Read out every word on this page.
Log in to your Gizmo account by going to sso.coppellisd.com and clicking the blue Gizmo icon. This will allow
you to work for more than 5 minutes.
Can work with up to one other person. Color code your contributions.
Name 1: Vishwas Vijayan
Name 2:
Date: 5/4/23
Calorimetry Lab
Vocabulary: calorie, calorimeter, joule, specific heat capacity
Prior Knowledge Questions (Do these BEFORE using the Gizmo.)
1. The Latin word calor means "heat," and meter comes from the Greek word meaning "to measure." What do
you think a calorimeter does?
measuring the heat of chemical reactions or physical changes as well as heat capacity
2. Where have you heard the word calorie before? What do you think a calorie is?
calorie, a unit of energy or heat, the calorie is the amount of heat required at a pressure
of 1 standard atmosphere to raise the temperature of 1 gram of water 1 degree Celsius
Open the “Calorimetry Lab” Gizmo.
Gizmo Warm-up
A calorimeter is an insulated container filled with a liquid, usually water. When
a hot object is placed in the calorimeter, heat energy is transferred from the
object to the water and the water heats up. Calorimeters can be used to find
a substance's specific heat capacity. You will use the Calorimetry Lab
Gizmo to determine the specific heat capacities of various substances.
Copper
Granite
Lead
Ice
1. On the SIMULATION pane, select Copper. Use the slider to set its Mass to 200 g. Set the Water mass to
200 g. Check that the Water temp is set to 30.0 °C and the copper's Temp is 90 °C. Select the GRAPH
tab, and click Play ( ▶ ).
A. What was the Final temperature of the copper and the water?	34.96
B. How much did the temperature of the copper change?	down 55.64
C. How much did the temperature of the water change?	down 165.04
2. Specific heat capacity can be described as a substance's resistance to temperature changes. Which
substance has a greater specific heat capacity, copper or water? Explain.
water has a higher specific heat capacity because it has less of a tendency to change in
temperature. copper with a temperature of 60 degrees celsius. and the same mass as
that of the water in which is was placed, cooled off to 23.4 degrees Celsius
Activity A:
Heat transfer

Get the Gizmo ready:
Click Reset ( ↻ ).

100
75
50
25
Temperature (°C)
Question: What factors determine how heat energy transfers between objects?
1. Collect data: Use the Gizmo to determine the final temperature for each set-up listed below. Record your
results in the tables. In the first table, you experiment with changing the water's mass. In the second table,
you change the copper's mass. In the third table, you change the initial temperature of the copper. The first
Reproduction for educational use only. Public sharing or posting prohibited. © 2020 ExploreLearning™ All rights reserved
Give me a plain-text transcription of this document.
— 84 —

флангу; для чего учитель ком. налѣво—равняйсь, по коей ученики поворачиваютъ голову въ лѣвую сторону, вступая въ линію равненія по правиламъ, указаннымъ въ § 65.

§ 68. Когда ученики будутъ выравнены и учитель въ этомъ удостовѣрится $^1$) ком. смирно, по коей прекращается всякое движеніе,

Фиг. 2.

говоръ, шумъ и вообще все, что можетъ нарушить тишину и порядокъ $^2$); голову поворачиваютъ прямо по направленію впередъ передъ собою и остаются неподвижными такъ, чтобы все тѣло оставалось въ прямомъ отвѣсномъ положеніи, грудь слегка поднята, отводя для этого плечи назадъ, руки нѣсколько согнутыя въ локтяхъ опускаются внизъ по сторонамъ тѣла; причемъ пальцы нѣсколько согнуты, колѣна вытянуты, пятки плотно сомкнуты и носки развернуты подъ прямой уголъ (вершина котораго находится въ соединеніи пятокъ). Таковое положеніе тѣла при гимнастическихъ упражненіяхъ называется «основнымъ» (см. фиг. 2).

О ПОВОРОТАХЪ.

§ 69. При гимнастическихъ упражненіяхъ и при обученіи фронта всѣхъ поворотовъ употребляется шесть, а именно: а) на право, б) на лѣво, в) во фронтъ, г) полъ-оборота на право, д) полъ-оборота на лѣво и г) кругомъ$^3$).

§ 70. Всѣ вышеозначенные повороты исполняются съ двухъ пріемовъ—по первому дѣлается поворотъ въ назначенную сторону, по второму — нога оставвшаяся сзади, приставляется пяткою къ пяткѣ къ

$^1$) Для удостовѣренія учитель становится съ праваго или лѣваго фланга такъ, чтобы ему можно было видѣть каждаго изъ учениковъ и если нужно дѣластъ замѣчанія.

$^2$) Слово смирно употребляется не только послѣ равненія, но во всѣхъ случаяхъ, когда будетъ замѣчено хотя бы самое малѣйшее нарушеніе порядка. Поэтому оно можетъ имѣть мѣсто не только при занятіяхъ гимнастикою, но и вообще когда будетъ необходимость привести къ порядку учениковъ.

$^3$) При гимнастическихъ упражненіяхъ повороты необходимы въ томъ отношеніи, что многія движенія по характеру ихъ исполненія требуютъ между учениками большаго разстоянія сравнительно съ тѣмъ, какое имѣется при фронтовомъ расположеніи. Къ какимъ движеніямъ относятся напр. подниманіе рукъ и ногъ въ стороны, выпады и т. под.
==========
STATED EXERCISE
Extract all lines that hold the word "from".

COMPLETE RESPONSE
1. The Latin word calor means "heat," and meter comes from the Greek word meaning "to measure." What do
a hot object is placed in the calorimeter, heat energy is transferred from the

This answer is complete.